• Exercise requirements: Gather from the material every line that contains the string "this".

• Data supplied:
________
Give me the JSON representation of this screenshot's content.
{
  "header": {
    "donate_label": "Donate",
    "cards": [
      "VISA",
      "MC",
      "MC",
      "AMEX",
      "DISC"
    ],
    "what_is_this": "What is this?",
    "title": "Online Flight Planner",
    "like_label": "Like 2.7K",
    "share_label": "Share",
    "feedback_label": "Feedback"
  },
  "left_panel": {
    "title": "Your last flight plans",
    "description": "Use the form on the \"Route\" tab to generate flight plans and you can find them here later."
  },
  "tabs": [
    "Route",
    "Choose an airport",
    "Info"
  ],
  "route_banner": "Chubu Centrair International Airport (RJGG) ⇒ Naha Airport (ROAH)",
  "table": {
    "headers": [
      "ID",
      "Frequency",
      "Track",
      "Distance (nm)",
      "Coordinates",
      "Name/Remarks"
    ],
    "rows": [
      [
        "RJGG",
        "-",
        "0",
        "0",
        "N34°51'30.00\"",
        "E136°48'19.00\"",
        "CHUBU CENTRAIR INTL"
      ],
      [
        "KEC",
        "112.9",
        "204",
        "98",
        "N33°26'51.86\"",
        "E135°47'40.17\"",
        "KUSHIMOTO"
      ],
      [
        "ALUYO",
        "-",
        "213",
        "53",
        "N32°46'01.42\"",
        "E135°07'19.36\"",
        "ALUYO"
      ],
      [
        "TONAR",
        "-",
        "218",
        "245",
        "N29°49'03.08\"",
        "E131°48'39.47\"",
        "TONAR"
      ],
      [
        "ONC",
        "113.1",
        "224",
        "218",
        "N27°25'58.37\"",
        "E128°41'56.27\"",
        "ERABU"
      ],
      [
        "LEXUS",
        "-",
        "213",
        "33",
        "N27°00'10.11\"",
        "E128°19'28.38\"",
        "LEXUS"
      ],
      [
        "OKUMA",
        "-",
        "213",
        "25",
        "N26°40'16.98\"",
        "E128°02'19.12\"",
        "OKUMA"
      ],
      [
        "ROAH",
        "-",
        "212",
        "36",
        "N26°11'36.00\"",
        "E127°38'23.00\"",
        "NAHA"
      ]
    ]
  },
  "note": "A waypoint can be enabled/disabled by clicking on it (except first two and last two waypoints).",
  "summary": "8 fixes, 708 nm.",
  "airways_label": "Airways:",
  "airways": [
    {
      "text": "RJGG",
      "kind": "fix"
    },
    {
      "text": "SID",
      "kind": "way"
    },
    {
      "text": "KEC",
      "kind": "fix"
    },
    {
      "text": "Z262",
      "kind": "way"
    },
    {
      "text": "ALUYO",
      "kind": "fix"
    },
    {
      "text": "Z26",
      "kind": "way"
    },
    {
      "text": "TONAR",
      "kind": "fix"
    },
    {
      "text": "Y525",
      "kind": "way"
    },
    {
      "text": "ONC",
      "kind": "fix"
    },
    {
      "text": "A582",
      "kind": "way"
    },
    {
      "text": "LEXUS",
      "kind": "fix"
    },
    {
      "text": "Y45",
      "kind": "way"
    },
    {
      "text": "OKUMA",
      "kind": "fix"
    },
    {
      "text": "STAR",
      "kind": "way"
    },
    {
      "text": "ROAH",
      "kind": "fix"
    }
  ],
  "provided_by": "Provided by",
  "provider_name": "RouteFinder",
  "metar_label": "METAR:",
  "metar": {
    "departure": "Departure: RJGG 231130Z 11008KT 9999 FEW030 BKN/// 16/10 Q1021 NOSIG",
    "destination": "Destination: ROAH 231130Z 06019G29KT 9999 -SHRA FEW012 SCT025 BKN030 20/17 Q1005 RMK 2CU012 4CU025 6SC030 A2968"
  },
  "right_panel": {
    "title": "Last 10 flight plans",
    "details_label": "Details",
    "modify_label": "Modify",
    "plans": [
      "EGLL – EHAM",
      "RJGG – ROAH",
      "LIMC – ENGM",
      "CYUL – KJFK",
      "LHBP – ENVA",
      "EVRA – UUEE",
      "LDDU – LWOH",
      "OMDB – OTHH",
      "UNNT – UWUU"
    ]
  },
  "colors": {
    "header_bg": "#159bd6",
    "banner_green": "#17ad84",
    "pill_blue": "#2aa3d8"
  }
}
________
• Exercise solution:
Give me the JSON representation of this screenshot's content.
    "what_is_this": "What is this?",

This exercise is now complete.